:: WRITTEN INSTRUCTION ::
Will you transcribe the entries that follow, exactly and in full?
━━━ PROVIDED DATA
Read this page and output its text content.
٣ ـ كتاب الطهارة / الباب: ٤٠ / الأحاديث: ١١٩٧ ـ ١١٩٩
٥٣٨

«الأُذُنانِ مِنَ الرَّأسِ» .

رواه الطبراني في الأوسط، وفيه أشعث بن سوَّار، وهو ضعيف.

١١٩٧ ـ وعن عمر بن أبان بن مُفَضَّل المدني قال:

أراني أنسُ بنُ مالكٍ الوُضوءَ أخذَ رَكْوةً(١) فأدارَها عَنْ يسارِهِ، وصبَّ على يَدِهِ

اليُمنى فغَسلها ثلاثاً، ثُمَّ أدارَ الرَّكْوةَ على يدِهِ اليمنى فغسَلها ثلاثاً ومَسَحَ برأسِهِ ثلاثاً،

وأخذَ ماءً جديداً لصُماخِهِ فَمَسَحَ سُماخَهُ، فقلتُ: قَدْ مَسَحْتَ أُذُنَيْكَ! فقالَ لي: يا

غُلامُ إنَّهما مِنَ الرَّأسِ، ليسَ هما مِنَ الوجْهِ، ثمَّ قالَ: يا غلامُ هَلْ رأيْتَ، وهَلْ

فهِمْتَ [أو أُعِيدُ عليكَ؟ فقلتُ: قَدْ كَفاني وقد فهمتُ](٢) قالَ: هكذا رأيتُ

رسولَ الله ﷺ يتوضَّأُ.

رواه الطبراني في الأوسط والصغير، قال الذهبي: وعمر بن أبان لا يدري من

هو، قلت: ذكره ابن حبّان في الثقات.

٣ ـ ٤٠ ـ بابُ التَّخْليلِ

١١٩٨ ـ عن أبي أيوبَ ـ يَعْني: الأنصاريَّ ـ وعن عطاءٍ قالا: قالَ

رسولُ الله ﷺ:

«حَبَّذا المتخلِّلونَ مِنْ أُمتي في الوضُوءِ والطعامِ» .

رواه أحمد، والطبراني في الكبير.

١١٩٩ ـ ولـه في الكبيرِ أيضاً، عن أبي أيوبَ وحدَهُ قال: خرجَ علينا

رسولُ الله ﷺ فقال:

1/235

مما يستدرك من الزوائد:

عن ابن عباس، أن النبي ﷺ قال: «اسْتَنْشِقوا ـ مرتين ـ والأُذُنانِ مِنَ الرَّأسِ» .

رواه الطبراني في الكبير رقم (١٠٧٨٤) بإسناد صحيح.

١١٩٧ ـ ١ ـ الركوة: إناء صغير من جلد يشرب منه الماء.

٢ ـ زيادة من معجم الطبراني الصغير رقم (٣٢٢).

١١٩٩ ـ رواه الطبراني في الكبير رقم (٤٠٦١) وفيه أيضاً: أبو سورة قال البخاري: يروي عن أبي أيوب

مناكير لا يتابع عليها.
━━━━━━
:: FULL SOLUTION ::
Read this page and output its text content.
٣ ـ كتاب الطهارة / الباب: ٤٠ / الأحاديث: ١١٩٧ ـ ١١٩٩
٥٣٨

«الأُذُنانِ مِنَ الرَّأسِ» .

رواه الطبراني في الأوسط، وفيه أشعث بن سوَّار، وهو ضعيف.

١١٩٧ ـ وعن عمر بن أبان بن مُفَضَّل المدني قال:

أراني أنسُ بنُ مالكٍ الوُضوءَ أخذَ رَكْوةً(١) فأدارَها عَنْ يسارِهِ، وصبَّ على يَدِهِ

اليُمنى فغَسلها ثلاثاً، ثُمَّ أدارَ الرَّكْوةَ على يدِهِ اليمنى فغسَلها ثلاثاً ومَسَحَ برأسِهِ ثلاثاً،

وأخذَ ماءً جديداً لصُماخِهِ فَمَسَحَ سُماخَهُ، فقلتُ: قَدْ مَسَحْتَ أُذُنَيْكَ! فقالَ لي: يا

غُلامُ إنَّهما مِنَ الرَّأسِ، ليسَ هما مِنَ الوجْهِ، ثمَّ قالَ: يا غلامُ هَلْ رأيْتَ، وهَلْ

فهِمْتَ [أو أُعِيدُ عليكَ؟ فقلتُ: قَدْ كَفاني وقد فهمتُ](٢) قالَ: هكذا رأيتُ

رسولَ الله ﷺ يتوضَّأُ.

رواه الطبراني في الأوسط والصغير، قال الذهبي: وعمر بن أبان لا يدري من

هو، قلت: ذكره ابن حبّان في الثقات.

٣ ـ ٤٠ ـ بابُ التَّخْليلِ

١١٩٨ ـ عن أبي أيوبَ ـ يَعْني: الأنصاريَّ ـ وعن عطاءٍ قالا: قالَ

رسولُ الله ﷺ:

«حَبَّذا المتخلِّلونَ مِنْ أُمتي في الوضُوءِ والطعامِ» .

رواه أحمد، والطبراني في الكبير.

١١٩٩ ـ ولـه في الكبيرِ أيضاً، عن أبي أيوبَ وحدَهُ قال: خرجَ علينا

رسولُ الله ﷺ فقال:

1/235

مما يستدرك من الزوائد:

عن ابن عباس، أن النبي ﷺ قال: «اسْتَنْشِقوا ـ مرتين ـ والأُذُنانِ مِنَ الرَّأسِ» .

رواه الطبراني في الكبير رقم (١٠٧٨٤) بإسناد صحيح.

١١٩٧ ـ ١ ـ الركوة: إناء صغير من جلد يشرب منه الماء.

٢ ـ زيادة من معجم الطبراني الصغير رقم (٣٢٢).

١١٩٩ ـ رواه الطبراني في الكبير رقم (٤٠٦١) وفيه أيضاً: أبو سورة قال البخاري: يروي عن أبي أيوب

مناكير لا يتابع عليها.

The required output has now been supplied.